Work order 1: In the article on TV food advertising, how many hours of TV programming did the researchers tape?
Work order 2: In the article on TV food advertising, rewrite the paragraph beginning "Harrison said kids' consumption" as a short bulleted list of its main points.
Work order 3: Please transcribe the part of the article on TV food advertising that opens with the words containing "The researchers taped" and closes with "for food products.".

Findings of the study appear in the September issue of the American
Journal of Public Health in an article titled “Nutritional Content
of Foods Advertised During the Television Programs Children Watch Most.”
Harrison’s co-author was Amy Marske, a graduate student at the
time of the study and now a high school teacher in Chicago.
• Snack-time eating in TV advertising is depicted more often than
breakfast, lunch and dinner combined. More than half of all eating is
depicted in locations “rarely associated with mealtime eating”
such as in cars or outdoors.
• Junk-food ads dominated, with far fewer ads for breads and cereals.
The ads offered “little representation” of fruits and vegetables,
dairy foods, meats, poultry and fish.
• Child actors’ body size was unrelated to their eating
behavior, “suggesting, erroneously, that eating and body weight
are not related,” Harrison said.
• Most ads featured no health-related messages. Of the few that
did, the most common message was that advertised foods contained “some
Harrison and Marske also evaluated the nutritional content of food advertised
to adults during the most popular TV shows. They found that those ads
were dominated (57.1 percent) by convenience/fast foods, fat and sodium.
“An individual eating a 2,000-calorie diet composed of the general-audience
foods would consume considerably more than the RDVs of fat, saturated
fat and sodium, while ingesting only a fraction of the RDVs of fiber,
vitamin C, calcium and iron.”
Harrison said kids’ consumption of TV ads that tout poor food
choices is especially troubling because childhood obesity is on the
rise, TV advertising influences children’s food purchases and
purchase requests, and kids see so many TV food ads a day.
Harrison and Marske tallied an average of 10.65 food advertisements
per hour in their sample. Other research has found that preteens watch
on average nearly three hours of television a day, meaning that “the
typical child aged 6-11 years would be exposed to approximately 11,000
food advertisements each year.”
The researchers taped 40 hours of TV programming that aired in north-central
Illinois between 7 a.m. and 10 p.m. for five weeks. Programs were rated
most popular nationwide among viewers aged 6-11 years according to Nielsen
The sample consisted of the 10 most-viewed hours from each of four sources:
cable programs such as “SpongeBob SquarePants”; Saturday
network programs such as “Teenage Mutant Ninja Turtles”;
syndicated programs such as “Everybody Loves Raymond”; and
network primetime programs such as “American Idol.”
The sample yielded 1,424 advertisements, 426 (or 29.9 percent) of them
for food products.
The researchers then coded each ad as being aimed at a child or an adult
audience; foods by type; verbal or visual health-related messages; and
characteristics of all human characters.
The second part of the analysis focused on the nutritional breakdown
of the advertised foods using data obtained from Nutrition Facts labels.

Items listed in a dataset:
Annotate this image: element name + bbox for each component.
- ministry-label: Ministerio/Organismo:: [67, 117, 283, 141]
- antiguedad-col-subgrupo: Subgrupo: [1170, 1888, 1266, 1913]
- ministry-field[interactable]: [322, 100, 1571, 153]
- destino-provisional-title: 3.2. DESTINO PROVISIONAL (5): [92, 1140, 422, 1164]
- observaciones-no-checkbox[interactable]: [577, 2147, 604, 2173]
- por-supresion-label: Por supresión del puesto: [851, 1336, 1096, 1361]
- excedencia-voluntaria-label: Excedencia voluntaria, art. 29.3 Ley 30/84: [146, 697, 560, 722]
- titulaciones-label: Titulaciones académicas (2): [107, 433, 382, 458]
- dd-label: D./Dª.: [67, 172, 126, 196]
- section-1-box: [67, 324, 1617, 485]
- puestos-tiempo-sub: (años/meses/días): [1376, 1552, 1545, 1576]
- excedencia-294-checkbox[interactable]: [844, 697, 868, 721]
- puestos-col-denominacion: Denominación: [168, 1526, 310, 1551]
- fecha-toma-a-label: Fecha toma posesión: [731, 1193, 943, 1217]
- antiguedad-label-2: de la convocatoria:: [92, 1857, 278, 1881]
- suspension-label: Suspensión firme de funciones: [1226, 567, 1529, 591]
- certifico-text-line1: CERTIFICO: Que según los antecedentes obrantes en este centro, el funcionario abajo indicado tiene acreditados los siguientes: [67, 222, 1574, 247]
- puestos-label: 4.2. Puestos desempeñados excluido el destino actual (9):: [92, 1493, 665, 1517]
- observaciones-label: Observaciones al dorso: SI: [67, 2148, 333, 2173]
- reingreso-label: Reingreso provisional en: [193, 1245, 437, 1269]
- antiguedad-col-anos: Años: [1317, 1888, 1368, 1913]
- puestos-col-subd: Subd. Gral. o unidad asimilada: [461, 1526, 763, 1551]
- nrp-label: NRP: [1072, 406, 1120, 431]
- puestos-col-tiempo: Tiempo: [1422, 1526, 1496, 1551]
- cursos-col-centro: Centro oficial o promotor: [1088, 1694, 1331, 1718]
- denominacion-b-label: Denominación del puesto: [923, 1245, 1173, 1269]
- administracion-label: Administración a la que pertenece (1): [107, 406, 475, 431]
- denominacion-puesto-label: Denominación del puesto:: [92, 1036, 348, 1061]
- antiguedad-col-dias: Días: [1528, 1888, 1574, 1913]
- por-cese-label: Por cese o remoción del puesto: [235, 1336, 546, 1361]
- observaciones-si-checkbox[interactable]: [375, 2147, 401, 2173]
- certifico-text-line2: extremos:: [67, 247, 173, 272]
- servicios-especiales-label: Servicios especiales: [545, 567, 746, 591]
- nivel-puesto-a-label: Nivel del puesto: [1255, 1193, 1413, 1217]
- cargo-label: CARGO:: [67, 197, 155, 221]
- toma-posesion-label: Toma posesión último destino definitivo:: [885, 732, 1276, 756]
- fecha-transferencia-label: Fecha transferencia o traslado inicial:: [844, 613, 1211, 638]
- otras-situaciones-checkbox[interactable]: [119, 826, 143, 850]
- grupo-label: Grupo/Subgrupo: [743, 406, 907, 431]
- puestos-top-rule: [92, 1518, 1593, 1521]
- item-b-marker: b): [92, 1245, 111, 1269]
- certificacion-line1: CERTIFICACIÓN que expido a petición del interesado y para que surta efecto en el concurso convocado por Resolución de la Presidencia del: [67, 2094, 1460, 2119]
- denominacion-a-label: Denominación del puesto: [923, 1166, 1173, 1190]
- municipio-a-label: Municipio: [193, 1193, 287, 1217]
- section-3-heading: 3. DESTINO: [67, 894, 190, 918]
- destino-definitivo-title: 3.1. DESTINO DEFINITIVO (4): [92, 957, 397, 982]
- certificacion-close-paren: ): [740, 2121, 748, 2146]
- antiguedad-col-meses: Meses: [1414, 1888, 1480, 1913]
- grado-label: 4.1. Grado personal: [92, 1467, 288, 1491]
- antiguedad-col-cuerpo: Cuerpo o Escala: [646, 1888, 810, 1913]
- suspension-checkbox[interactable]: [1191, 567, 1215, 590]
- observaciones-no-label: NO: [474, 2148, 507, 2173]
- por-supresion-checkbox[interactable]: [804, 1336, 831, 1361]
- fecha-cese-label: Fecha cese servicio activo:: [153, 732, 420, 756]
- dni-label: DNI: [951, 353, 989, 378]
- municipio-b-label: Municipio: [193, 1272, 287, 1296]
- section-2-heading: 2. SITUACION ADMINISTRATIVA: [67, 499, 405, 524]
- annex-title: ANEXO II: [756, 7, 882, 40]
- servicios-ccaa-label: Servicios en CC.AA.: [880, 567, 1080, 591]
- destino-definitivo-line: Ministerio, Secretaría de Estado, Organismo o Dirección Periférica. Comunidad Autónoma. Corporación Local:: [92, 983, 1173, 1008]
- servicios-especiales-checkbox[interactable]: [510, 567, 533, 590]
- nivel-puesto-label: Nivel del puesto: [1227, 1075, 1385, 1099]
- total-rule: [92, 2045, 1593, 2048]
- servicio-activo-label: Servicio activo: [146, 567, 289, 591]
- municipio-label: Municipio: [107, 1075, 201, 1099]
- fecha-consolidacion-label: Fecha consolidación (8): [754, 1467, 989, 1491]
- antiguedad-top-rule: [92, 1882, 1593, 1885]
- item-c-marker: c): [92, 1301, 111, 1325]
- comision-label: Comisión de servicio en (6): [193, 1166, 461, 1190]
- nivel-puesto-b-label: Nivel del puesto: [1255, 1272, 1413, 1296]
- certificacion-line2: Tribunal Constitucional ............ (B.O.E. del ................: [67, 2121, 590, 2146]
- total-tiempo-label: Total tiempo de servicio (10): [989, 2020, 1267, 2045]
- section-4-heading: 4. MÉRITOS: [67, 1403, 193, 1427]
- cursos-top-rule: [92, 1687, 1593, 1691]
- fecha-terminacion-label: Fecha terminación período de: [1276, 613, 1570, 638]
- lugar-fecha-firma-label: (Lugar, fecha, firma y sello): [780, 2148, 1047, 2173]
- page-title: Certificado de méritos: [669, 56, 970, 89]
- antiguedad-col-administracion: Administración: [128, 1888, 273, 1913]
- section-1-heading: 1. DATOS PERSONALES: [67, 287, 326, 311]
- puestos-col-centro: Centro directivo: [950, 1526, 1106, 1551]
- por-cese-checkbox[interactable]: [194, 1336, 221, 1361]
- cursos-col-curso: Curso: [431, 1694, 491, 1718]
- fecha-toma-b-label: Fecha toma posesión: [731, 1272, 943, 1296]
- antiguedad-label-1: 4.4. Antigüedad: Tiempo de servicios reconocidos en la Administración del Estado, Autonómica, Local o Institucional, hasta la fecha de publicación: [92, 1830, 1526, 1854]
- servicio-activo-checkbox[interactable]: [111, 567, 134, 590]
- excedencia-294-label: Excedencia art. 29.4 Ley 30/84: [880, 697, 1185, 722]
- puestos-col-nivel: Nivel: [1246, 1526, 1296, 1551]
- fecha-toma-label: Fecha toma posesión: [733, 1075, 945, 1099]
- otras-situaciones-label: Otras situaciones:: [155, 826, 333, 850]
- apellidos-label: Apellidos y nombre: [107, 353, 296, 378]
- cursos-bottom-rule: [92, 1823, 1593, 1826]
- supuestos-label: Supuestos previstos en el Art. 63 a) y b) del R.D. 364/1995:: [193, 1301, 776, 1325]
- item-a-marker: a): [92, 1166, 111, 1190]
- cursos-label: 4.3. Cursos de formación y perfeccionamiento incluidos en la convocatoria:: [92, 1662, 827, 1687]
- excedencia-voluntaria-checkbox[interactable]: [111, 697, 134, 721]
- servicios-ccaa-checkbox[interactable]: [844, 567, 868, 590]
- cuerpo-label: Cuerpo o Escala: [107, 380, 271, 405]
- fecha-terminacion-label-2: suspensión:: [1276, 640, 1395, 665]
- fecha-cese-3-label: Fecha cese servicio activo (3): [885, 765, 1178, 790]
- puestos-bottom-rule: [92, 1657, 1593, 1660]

Answer section 1: 40 hours.

Answer section 2:
- Harrison finds children's exposure to TV ads promoting poor food choices especially troubling.
- Childhood obesity is on the rise.
- TV advertising influences children's food purchases and purchase requests.
- Kids see many TV food ads each day.

Answer section 3:
The researchers taped 40 hours of TV programming that aired in north-central
Illinois between 7 a.m. and 10 p.m. for five weeks. Programs were rated
most popular nationwide among viewers aged 6-11 years according to Nielsen
The sample consisted of the 10 most-viewed hours from each of four sources:
cable programs such as “SpongeBob SquarePants”; Saturday
network programs such as “Teenage Mutant Ninja Turtles”;
syndicated programs such as “Everybody Loves Raymond”; and
network primetime programs such as “American Idol.”
The sample yielded 1,424 advertisements, 426 (or 29.9 percent) of them
for food products.